## The exercise
From the listing below, pull out all lines with "пункте" in them.
--- Records provided ---
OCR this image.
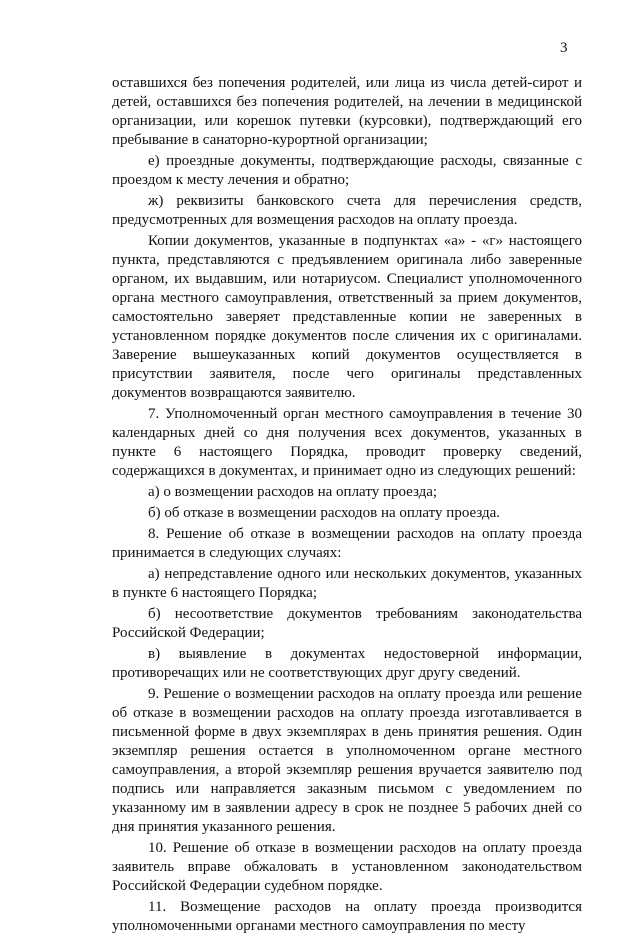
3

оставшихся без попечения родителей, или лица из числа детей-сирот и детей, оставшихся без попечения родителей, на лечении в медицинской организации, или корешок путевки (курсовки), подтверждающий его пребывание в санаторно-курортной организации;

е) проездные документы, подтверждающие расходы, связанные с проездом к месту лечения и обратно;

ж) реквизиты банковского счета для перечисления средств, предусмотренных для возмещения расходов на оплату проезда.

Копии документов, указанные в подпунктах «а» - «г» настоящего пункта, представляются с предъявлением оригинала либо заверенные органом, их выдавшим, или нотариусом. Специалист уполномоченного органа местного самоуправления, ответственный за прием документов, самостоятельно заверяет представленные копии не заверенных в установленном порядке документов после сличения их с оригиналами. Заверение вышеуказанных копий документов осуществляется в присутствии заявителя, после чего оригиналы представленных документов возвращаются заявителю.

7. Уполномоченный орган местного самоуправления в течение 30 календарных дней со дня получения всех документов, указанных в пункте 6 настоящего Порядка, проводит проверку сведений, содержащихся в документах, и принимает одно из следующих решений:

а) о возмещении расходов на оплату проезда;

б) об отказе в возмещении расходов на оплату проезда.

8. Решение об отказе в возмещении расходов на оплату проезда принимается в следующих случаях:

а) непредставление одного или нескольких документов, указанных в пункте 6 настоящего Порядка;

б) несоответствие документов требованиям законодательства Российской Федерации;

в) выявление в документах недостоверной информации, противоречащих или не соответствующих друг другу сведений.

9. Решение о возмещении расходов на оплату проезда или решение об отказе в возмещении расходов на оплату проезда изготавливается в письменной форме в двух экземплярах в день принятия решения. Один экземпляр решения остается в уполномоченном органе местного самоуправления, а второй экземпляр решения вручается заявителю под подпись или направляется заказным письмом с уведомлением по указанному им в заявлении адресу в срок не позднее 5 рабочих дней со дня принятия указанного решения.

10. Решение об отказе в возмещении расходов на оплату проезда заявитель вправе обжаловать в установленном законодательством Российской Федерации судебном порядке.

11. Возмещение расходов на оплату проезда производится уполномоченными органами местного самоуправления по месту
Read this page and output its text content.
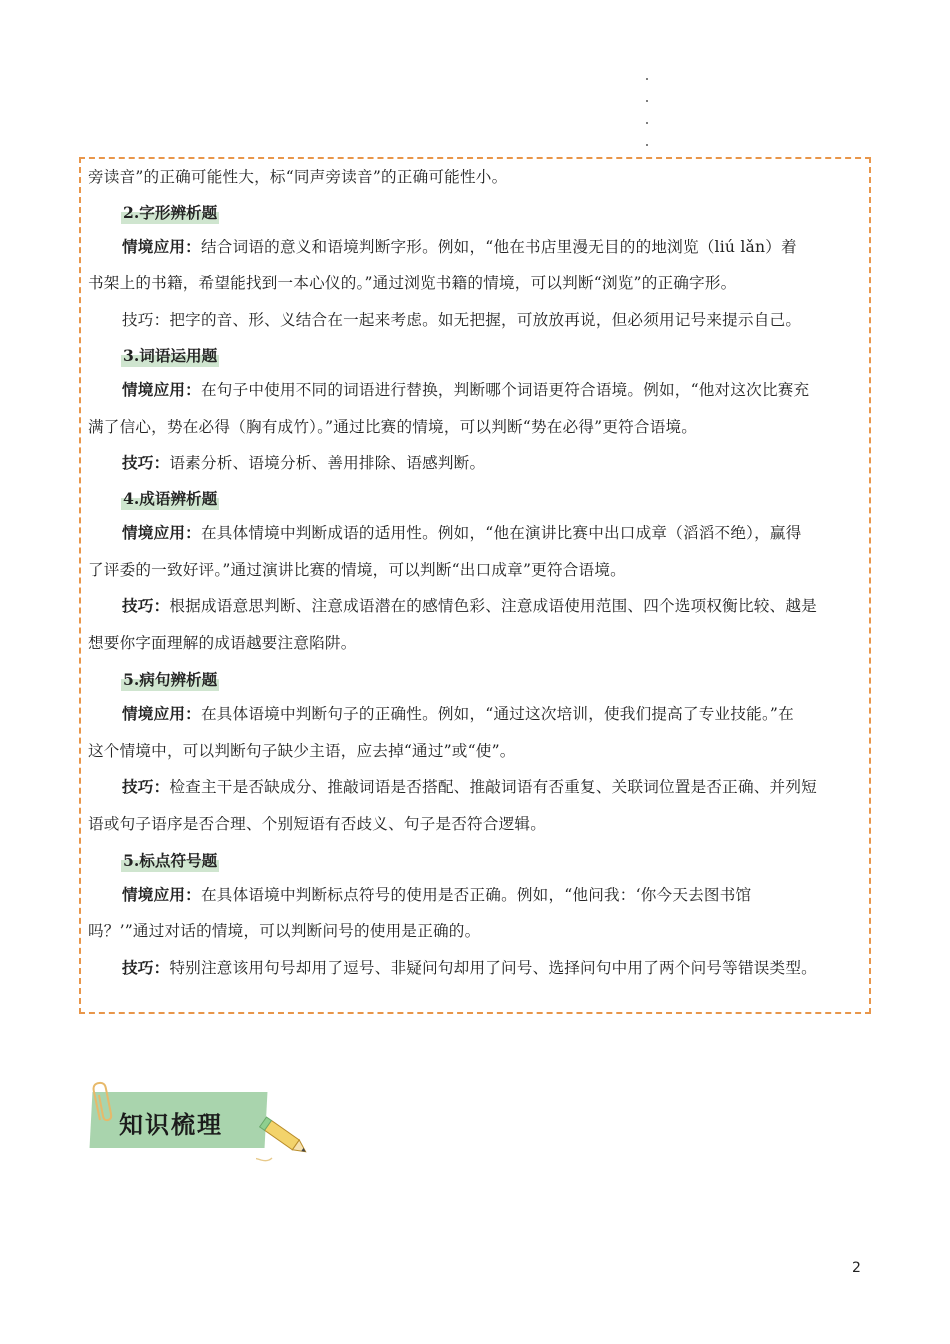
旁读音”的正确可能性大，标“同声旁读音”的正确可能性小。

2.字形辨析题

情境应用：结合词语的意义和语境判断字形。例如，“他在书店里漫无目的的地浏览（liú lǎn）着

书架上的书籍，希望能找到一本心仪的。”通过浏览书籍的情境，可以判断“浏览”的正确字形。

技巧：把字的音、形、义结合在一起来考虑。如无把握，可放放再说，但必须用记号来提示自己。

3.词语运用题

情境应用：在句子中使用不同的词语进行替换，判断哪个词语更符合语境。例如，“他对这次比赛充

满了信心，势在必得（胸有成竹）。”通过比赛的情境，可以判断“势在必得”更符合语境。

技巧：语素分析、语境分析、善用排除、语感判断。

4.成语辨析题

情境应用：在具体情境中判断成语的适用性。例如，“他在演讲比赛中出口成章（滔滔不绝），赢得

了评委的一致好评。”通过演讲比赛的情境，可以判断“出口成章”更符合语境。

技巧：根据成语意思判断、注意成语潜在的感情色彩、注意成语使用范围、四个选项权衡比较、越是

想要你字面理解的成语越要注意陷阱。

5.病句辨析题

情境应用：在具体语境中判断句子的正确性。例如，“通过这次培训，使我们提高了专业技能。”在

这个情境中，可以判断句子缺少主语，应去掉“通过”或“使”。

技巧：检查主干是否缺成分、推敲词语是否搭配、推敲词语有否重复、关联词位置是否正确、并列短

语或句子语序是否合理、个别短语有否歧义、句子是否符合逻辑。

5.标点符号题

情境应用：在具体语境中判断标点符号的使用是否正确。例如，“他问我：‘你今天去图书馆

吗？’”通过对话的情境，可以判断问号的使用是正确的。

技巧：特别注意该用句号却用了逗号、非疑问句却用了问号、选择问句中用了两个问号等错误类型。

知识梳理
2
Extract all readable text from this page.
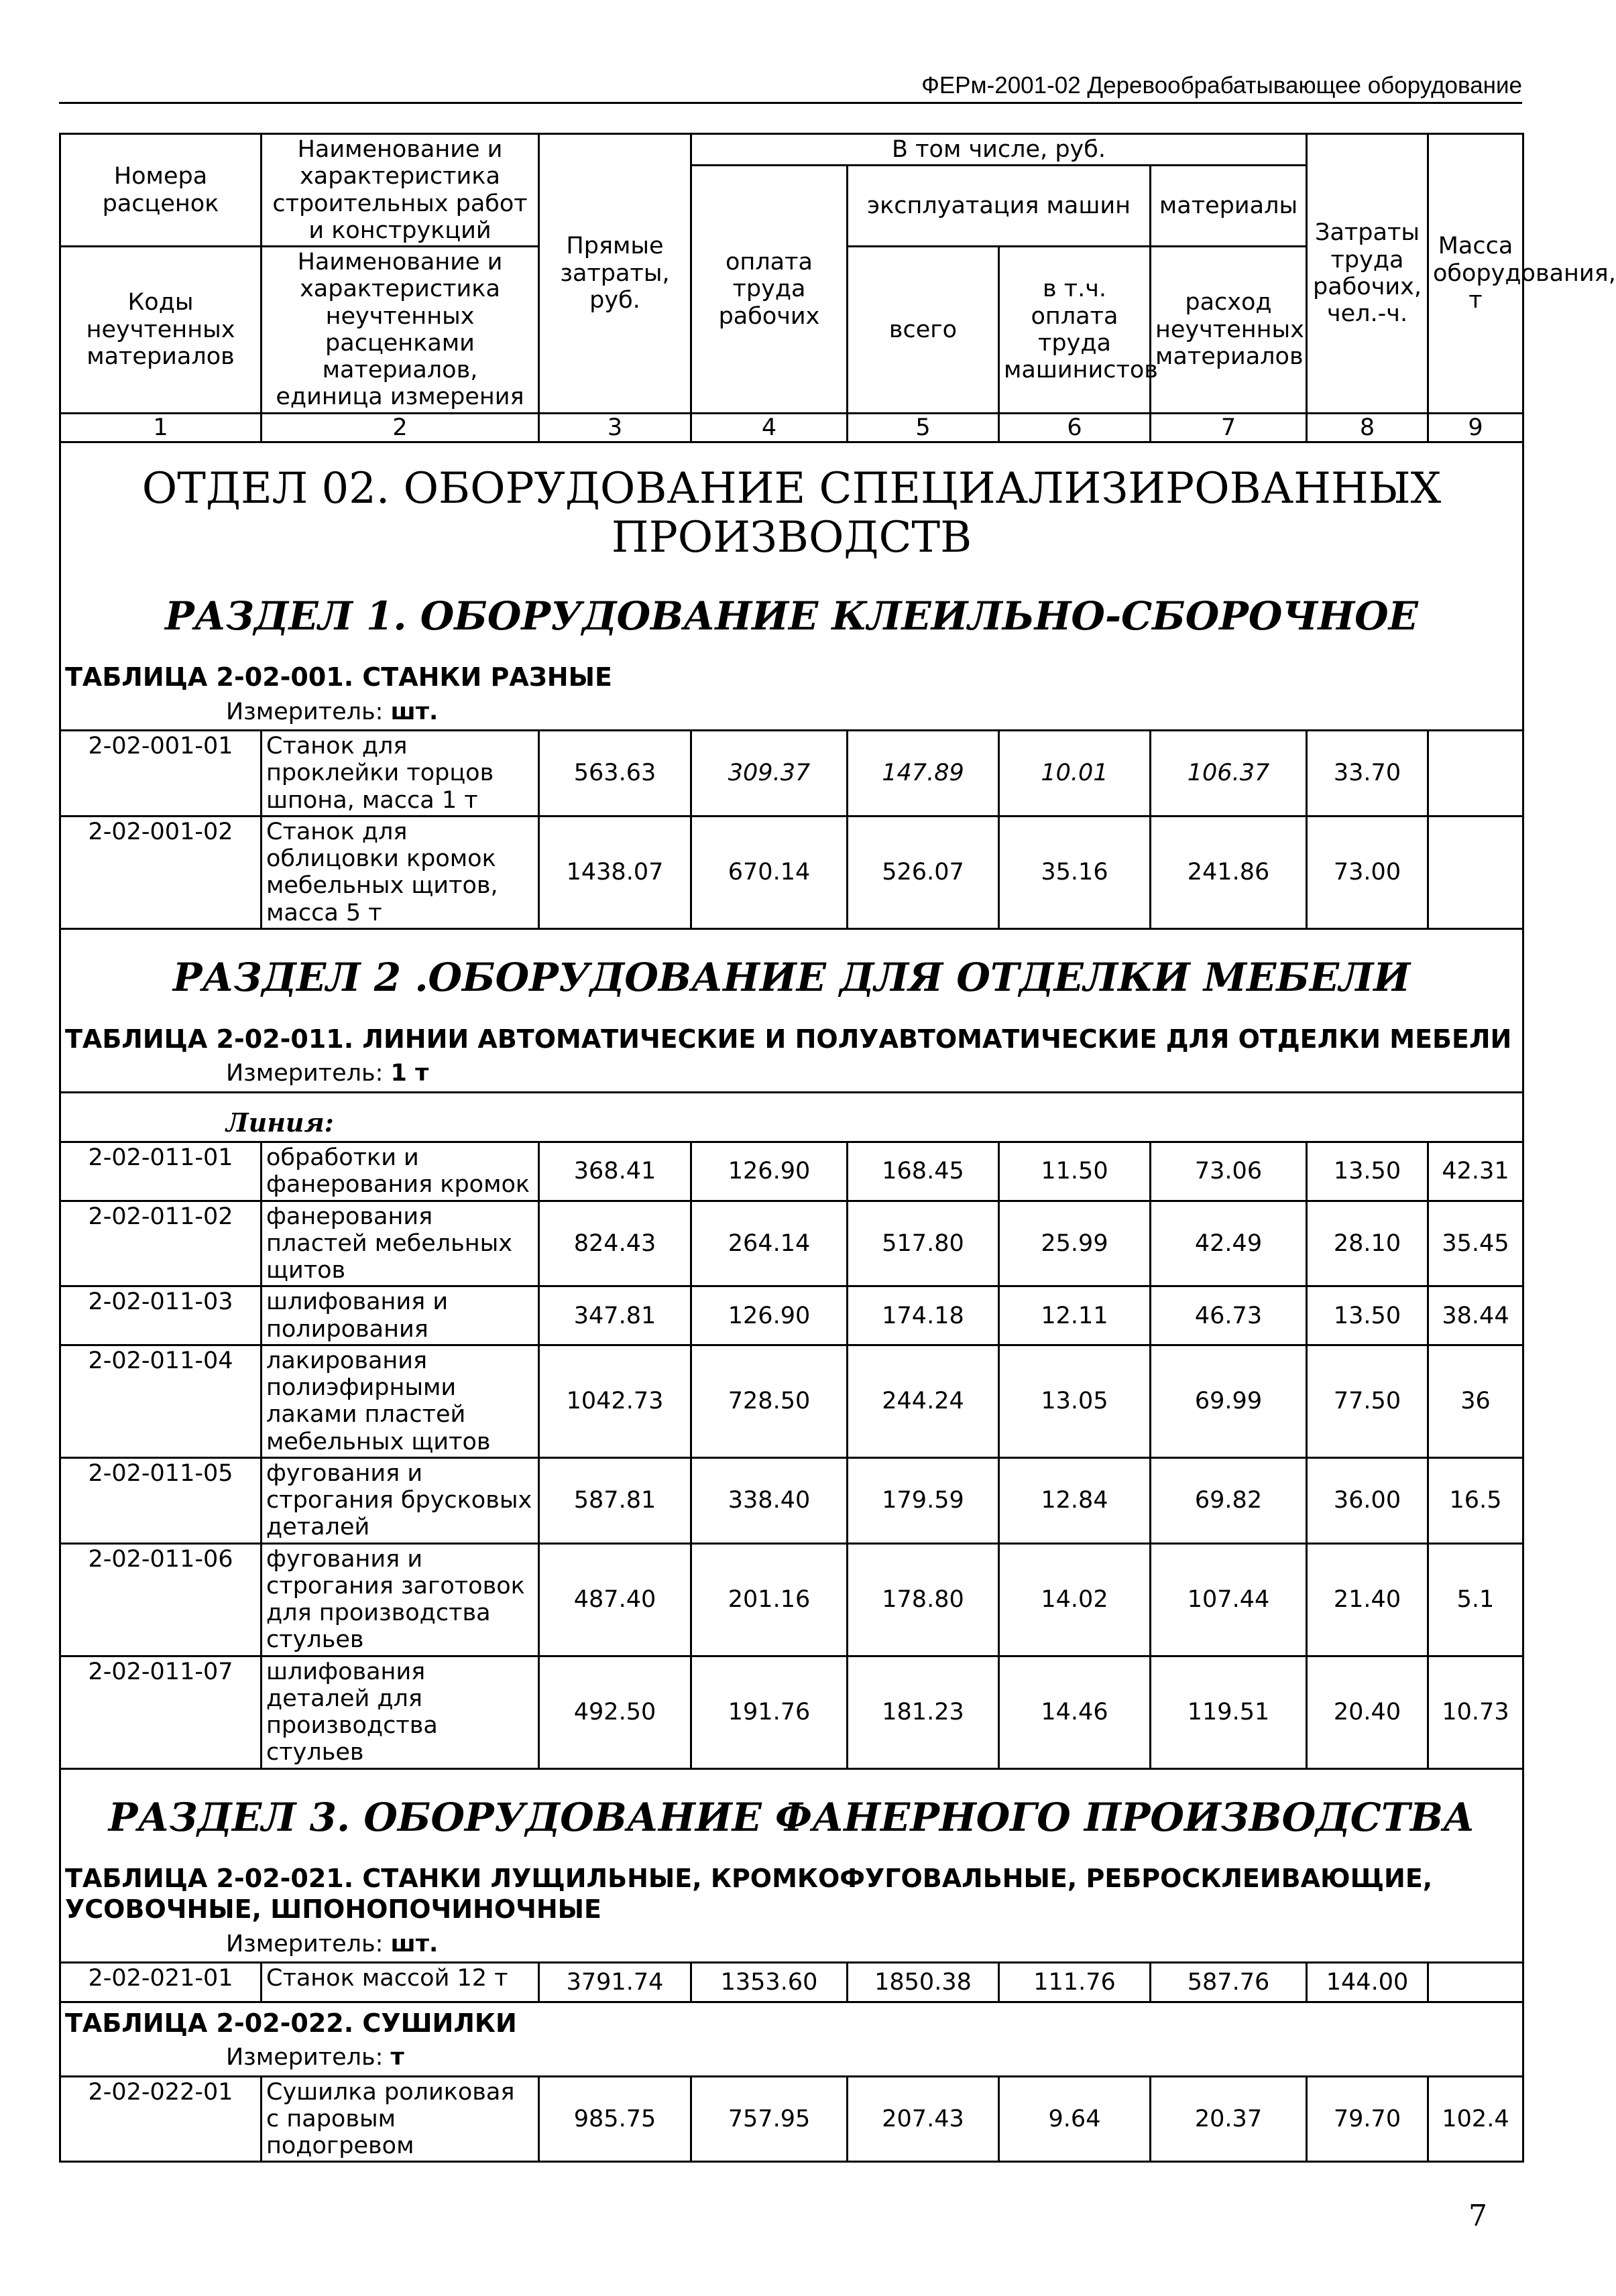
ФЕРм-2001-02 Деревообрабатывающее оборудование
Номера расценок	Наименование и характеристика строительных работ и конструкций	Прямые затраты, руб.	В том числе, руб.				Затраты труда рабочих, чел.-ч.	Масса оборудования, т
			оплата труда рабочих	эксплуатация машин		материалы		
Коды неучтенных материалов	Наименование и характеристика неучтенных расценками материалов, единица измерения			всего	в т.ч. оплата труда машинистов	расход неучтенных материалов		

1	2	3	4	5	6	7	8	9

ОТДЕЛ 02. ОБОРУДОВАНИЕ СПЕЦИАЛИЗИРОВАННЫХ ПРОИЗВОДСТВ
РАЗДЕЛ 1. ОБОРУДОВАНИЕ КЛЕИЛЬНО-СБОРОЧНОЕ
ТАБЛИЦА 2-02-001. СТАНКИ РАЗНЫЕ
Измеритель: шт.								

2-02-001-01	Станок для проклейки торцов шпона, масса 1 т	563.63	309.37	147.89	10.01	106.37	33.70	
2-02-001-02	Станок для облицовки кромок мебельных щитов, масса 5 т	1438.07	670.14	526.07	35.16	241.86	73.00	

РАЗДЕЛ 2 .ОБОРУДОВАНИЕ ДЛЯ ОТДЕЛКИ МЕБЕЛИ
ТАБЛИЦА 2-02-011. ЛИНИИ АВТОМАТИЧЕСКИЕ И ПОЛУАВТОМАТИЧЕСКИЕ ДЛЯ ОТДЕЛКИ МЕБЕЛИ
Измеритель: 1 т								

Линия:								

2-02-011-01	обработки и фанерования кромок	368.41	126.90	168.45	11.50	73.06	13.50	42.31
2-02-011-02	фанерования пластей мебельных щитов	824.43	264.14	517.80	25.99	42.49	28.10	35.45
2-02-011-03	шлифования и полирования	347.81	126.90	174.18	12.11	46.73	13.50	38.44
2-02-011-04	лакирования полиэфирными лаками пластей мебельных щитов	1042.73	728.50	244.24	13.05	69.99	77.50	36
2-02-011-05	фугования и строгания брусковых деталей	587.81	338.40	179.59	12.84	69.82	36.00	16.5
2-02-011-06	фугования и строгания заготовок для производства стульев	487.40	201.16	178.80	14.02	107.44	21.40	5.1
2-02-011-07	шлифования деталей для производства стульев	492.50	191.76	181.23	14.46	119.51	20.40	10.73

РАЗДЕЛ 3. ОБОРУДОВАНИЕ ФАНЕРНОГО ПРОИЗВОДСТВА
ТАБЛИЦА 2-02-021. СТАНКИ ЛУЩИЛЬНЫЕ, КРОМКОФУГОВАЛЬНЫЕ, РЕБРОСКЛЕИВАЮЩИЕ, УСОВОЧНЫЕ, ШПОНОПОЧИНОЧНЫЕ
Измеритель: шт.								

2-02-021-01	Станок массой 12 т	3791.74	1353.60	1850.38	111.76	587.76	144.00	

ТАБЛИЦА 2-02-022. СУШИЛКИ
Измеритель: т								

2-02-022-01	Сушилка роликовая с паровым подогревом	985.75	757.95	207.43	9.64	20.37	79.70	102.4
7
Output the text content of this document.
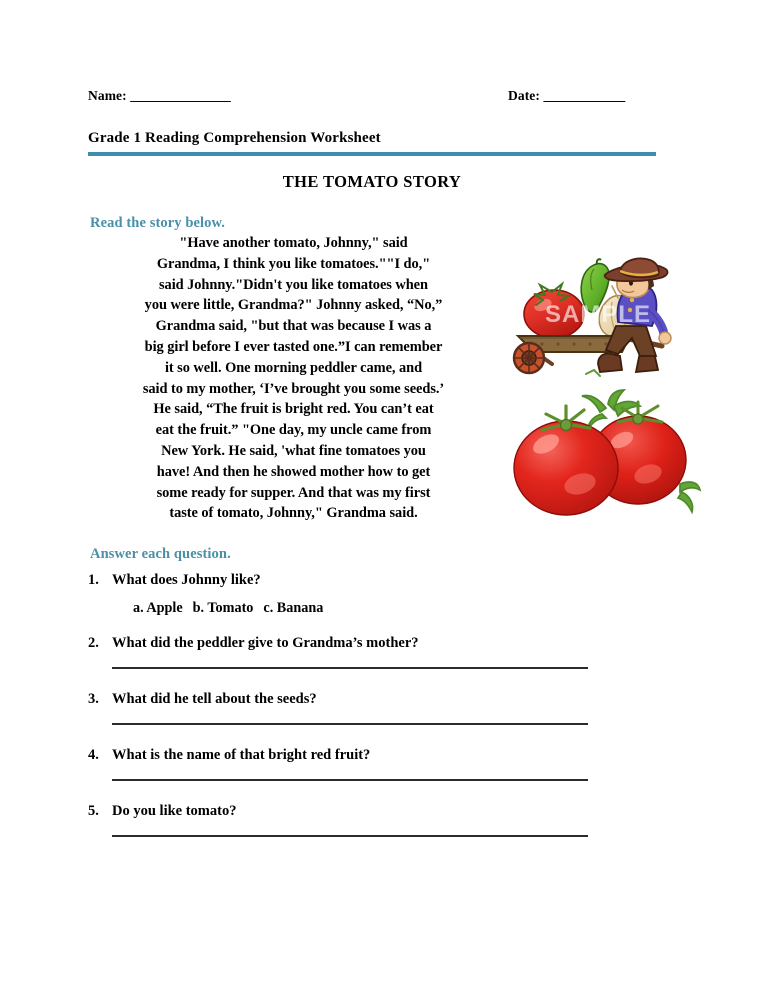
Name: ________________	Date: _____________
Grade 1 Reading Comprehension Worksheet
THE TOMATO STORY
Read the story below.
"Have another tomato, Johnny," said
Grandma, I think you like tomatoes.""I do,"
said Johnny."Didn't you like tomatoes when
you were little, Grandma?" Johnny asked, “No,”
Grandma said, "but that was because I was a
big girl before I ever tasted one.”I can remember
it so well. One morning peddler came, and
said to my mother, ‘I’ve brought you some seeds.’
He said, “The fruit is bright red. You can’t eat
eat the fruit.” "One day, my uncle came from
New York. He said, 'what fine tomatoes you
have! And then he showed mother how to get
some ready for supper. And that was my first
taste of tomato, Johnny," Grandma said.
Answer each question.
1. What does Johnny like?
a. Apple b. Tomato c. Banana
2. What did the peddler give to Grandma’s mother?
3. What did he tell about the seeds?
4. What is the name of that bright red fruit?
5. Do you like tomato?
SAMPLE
---
## Reply to the task
7. Уполномоченный орган местного самоуправления в течение 30 календарных дней со дня получения всех документов, указанных в пункте 6 настоящего Порядка, проводит проверку сведений, содержащихся в документах, и принимает одно из следующих решений:
а) непредставление одного или нескольких документов, указанных в пункте 6 настоящего Порядка;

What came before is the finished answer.